[Lines of data]:
--------
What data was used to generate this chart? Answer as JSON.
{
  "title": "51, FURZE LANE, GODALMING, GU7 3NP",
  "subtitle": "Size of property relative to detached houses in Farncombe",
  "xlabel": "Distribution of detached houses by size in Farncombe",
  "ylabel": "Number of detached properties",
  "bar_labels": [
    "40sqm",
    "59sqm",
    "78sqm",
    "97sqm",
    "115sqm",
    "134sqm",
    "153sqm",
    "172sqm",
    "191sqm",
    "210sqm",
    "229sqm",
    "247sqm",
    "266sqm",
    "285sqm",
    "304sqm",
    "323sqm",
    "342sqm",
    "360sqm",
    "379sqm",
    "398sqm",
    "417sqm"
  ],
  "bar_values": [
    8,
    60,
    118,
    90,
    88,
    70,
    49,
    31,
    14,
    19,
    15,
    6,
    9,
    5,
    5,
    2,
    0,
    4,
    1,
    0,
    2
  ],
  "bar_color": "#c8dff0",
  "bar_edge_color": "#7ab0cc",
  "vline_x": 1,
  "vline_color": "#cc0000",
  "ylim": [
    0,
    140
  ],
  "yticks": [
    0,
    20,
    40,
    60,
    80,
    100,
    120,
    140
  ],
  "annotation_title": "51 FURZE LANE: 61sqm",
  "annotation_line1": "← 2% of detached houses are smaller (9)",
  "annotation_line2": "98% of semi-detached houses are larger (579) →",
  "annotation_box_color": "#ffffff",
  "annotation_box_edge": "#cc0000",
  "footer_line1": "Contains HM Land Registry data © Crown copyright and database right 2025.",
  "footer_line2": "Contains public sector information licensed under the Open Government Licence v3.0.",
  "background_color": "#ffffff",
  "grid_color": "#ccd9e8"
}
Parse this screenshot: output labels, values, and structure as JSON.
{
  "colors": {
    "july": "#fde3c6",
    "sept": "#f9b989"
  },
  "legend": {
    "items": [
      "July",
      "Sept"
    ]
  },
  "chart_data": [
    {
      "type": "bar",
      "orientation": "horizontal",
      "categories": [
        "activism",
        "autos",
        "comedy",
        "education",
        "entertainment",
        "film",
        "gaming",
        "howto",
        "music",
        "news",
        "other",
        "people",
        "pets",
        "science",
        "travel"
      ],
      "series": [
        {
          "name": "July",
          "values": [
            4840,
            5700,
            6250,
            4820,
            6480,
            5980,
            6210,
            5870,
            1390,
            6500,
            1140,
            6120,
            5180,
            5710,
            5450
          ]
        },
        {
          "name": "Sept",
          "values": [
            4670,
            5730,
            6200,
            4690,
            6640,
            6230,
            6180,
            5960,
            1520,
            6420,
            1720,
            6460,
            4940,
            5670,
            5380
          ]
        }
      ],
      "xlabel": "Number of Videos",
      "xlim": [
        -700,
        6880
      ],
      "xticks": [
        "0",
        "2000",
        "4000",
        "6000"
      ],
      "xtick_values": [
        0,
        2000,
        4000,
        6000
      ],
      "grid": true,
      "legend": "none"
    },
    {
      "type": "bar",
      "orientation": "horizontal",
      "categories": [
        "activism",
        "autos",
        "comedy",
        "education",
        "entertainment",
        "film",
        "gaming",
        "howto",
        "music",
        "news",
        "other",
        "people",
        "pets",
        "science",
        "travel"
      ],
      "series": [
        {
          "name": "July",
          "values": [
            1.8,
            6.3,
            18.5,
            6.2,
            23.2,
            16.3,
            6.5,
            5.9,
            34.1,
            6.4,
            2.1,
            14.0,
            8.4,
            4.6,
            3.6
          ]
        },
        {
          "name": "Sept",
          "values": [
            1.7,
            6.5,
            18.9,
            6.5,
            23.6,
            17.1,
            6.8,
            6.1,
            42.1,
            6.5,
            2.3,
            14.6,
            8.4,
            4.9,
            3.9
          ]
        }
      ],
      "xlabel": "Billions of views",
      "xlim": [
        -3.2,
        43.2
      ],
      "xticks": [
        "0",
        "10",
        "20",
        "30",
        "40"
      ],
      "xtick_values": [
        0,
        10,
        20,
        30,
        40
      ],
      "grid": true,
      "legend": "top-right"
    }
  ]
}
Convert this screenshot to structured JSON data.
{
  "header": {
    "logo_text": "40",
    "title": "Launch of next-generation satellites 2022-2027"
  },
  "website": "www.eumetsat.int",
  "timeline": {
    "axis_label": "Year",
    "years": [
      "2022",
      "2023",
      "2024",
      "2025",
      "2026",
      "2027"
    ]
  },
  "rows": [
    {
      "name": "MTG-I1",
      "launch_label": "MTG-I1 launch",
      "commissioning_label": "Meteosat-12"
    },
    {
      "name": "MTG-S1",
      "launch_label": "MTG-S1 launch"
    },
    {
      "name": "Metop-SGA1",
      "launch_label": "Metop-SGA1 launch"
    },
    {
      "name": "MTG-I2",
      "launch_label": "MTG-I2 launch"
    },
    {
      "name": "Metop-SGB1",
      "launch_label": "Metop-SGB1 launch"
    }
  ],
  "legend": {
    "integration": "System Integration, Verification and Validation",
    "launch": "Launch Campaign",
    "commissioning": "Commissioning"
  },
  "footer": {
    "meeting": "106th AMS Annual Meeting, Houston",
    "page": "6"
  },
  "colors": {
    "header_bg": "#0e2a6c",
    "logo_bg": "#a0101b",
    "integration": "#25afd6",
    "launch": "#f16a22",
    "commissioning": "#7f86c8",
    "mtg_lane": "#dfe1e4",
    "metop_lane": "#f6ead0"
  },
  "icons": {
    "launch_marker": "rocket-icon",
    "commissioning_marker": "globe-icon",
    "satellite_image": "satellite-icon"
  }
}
--------
Print out the whole listing exactly as it appears.

What data was used to generate this chart? Answer as JSON.
{
  "title": "51, FURZE LANE, GODALMING, GU7 3NP",
  "subtitle": "Size of property relative to detached houses in Farncombe",
  "xlabel": "Distribution of detached houses by size in Farncombe",
  "ylabel": "Number of detached properties",
  "bar_labels": [
    "40sqm",
    "59sqm",
    "78sqm",
    "97sqm",
    "115sqm",
    "134sqm",
    "153sqm",
    "172sqm",
    "191sqm",
    "210sqm",
    "229sqm",
    "247sqm",
    "266sqm",
    "285sqm",
    "304sqm",
    "323sqm",
    "342sqm",
    "360sqm",
    "379sqm",
    "398sqm",
    "417sqm"
  ],
  "bar_values": [
    8,
    60,
    118,
    90,
    88,
    70,
    49,
    31,
    14,
    19,
    15,
    6,
    9,
    5,
    5,
    2,
    0,
    4,
    1,
    0,
    2
  ],
  "bar_color": "#c8dff0",
  "bar_edge_color": "#7ab0cc",
  "vline_x": 1,
  "vline_color": "#cc0000",
  "ylim": [
    0,
    140
  ],
  "yticks": [
    0,
    20,
    40,
    60,
    80,
    100,
    120,
    140
  ],
  "annotation_title": "51 FURZE LANE: 61sqm",
  "annotation_line1": "← 2% of detached houses are smaller (9)",
  "annotation_line2": "98% of semi-detached houses are larger (579) →",
  "annotation_box_color": "#ffffff",
  "annotation_box_edge": "#cc0000",
  "footer_line1": "Contains HM Land Registry data © Crown copyright and database right 2025.",
  "footer_line2": "Contains public sector information licensed under the Open Government Licence v3.0.",
  "background_color": "#ffffff",
  "grid_color": "#ccd9e8"
}
Parse this screenshot: output labels, values, and structure as JSON.
{
  "colors": {
    "july": "#fde3c6",
    "sept": "#f9b989"
  },
  "legend": {
    "items": [
      "July",
      "Sept"
    ]
  },
  "chart_data": [
    {
      "type": "bar",
      "orientation": "horizontal",
      "categories": [
        "activism",
        "autos",
        "comedy",
        "education",
        "entertainment",
        "film",
        "gaming",
        "howto",
        "music",
        "news",
        "other",
        "people",
        "pets",
        "science",
        "travel"
      ],
      "series": [
        {
          "name": "July",
          "values": [
            4840,
            5700,
            6250,
            4820,
            6480,
            5980,
            6210,
            5870,
            1390,
            6500,
            1140,
            6120,
            5180,
            5710,
            5450
          ]
        },
        {
          "name": "Sept",
          "values": [
            4670,
            5730,
            6200,
            4690,
            6640,
            6230,
            6180,
            5960,
            1520,
            6420,
            1720,
            6460,
            4940,
            5670,
            5380
          ]
        }
      ],
      "xlabel": "Number of Videos",
      "xlim": [
        -700,
        6880
      ],
      "xticks": [
        "0",
        "2000",
        "4000",
        "6000"
      ],
      "xtick_values": [
        0,
        2000,
        4000,
        6000
      ],
      "grid": true,
      "legend": "none"
    },
    {
      "type": "bar",
      "orientation": "horizontal",
      "categories": [
        "activism",
        "autos",
        "comedy",
        "education",
        "entertainment",
        "film",
        "gaming",
        "howto",
        "music",
        "news",
        "other",
        "people",
        "pets",
        "science",
        "travel"
      ],
      "series": [
        {
          "name": "July",
          "values": [
            1.8,
            6.3,
            18.5,
            6.2,
            23.2,
            16.3,
            6.5,
            5.9,
            34.1,
            6.4,
            2.1,
            14.0,
            8.4,
            4.6,
            3.6
          ]
        },
        {
          "name": "Sept",
          "values": [
            1.7,
            6.5,
            18.9,
            6.5,
            23.6,
            17.1,
            6.8,
            6.1,
            42.1,
            6.5,
            2.3,
            14.6,
            8.4,
            4.9,
            3.9
          ]
        }
      ],
      "xlabel": "Billions of views",
      "xlim": [
        -3.2,
        43.2
      ],
      "xticks": [
        "0",
        "10",
        "20",
        "30",
        "40"
      ],
      "xtick_values": [
        0,
        10,
        20,
        30,
        40
      ],
      "grid": true,
      "legend": "top-right"
    }
  ]
}
Convert this screenshot to structured JSON data.
{
  "header": {
    "logo_text": "40",
    "title": "Launch of next-generation satellites 2022-2027"
  },
  "website": "www.eumetsat.int",
  "timeline": {
    "axis_label": "Year",
    "years": [
      "2022",
      "2023",
      "2024",
      "2025",
      "2026",
      "2027"
    ]
  },
  "rows": [
    {
      "name": "MTG-I1",
      "launch_label": "MTG-I1 launch",
      "commissioning_label": "Meteosat-12"
    },
    {
      "name": "MTG-S1",
      "launch_label": "MTG-S1 launch"
    },
    {
      "name": "Metop-SGA1",
      "launch_label": "Metop-SGA1 launch"
    },
    {
      "name": "MTG-I2",
      "launch_label": "MTG-I2 launch"
    },
    {
      "name": "Metop-SGB1",
      "launch_label": "Metop-SGB1 launch"
    }
  ],
  "legend": {
    "integration": "System Integration, Verification and Validation",
    "launch": "Launch Campaign",
    "commissioning": "Commissioning"
  },
  "footer": {
    "meeting": "106th AMS Annual Meeting, Houston",
    "page": "6"
  },
  "colors": {
    "header_bg": "#0e2a6c",
    "logo_bg": "#a0101b",
    "integration": "#25afd6",
    "launch": "#f16a22",
    "commissioning": "#7f86c8",
    "mtg_lane": "#dfe1e4",
    "metop_lane": "#f6ead0"
  },
  "icons": {
    "launch_marker": "rocket-icon",
    "commissioning_marker": "globe-icon",
    "satellite_image": "satellite-icon"
  }
}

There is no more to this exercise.